== Raw data ==
* * *

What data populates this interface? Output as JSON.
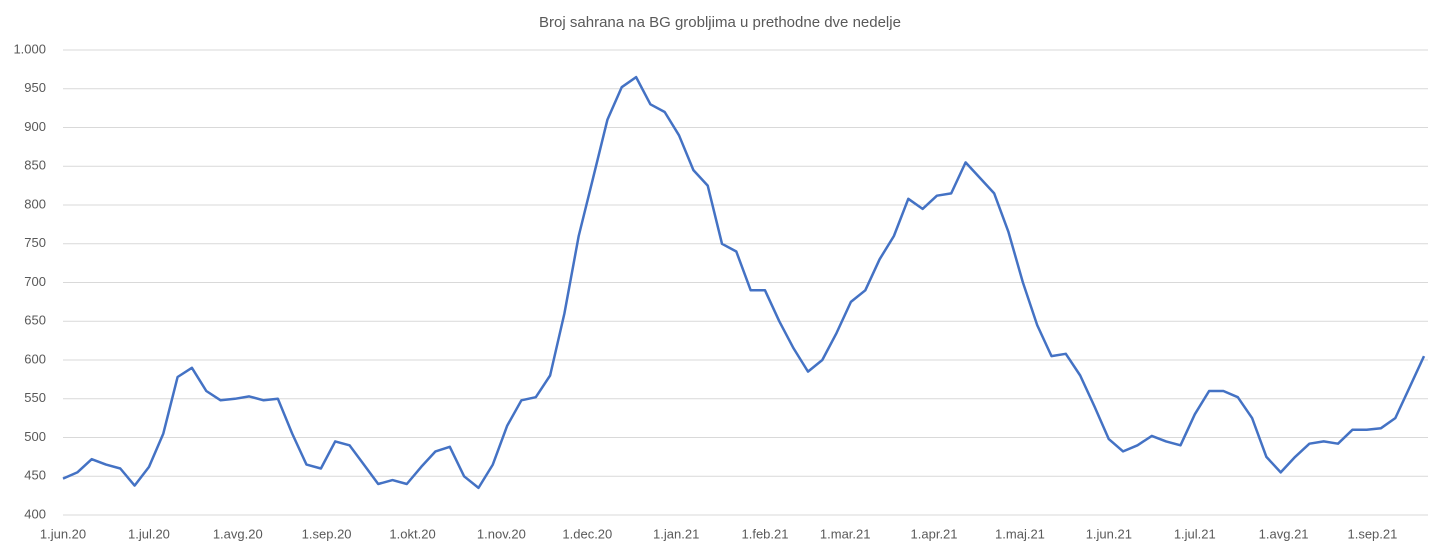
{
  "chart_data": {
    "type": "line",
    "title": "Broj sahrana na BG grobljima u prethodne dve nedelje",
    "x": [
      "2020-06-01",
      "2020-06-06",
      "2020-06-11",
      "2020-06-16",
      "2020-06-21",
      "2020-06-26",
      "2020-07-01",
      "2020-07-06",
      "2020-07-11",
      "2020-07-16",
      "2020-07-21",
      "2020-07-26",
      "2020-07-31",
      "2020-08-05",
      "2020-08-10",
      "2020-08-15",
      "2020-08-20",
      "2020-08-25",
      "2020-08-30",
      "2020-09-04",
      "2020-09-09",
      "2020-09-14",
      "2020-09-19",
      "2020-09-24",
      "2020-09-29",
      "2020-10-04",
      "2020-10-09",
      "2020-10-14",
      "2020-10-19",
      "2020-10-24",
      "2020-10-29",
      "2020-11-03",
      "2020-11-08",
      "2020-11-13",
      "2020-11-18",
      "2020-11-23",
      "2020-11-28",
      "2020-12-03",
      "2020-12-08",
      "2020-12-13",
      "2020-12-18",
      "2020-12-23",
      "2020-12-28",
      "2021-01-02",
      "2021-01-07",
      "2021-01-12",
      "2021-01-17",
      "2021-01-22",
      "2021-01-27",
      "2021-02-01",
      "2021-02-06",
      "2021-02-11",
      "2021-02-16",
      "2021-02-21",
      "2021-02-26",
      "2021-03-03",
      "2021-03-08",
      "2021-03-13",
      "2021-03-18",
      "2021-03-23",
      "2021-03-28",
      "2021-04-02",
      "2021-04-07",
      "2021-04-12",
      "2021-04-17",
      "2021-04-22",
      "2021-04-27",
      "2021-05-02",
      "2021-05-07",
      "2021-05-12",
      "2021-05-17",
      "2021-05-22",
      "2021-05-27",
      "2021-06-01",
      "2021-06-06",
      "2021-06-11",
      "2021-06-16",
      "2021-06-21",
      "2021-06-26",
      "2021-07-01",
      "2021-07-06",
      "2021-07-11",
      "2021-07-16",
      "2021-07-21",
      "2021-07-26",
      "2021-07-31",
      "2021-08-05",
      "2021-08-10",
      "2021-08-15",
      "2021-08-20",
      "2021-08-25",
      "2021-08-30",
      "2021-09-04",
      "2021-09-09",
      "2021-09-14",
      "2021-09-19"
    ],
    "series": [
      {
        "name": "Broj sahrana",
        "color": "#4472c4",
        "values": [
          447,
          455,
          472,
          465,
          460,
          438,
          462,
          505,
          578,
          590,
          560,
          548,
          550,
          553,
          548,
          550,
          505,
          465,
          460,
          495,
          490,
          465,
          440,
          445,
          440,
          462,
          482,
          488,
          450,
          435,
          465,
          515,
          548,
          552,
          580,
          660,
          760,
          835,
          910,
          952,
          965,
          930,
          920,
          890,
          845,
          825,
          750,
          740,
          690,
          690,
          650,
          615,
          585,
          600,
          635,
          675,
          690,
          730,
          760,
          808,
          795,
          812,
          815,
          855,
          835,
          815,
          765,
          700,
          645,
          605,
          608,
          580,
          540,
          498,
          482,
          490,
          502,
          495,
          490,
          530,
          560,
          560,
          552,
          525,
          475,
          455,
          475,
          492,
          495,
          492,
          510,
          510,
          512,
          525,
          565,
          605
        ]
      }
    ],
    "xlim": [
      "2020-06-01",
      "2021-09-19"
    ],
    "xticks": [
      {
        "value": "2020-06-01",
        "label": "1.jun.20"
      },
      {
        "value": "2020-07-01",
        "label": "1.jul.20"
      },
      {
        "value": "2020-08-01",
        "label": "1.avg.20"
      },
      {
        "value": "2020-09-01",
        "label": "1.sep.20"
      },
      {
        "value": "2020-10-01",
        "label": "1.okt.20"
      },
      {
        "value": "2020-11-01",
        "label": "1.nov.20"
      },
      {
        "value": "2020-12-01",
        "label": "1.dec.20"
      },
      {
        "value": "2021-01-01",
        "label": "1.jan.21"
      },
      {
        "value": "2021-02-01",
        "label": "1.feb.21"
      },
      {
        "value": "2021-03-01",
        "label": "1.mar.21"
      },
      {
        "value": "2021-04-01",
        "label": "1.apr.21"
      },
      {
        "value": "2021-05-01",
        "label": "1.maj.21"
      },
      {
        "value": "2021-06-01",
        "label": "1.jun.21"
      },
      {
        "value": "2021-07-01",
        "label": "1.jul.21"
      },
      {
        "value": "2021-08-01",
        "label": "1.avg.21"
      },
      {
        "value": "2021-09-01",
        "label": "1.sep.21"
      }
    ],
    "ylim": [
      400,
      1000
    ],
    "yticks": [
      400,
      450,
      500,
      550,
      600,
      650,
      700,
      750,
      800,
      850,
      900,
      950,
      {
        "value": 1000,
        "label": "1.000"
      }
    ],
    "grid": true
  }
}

* * *

== Exercise aim ==
Count up every line above that has the word "Broj" in it; answer with the number alone.

== Task output ==
2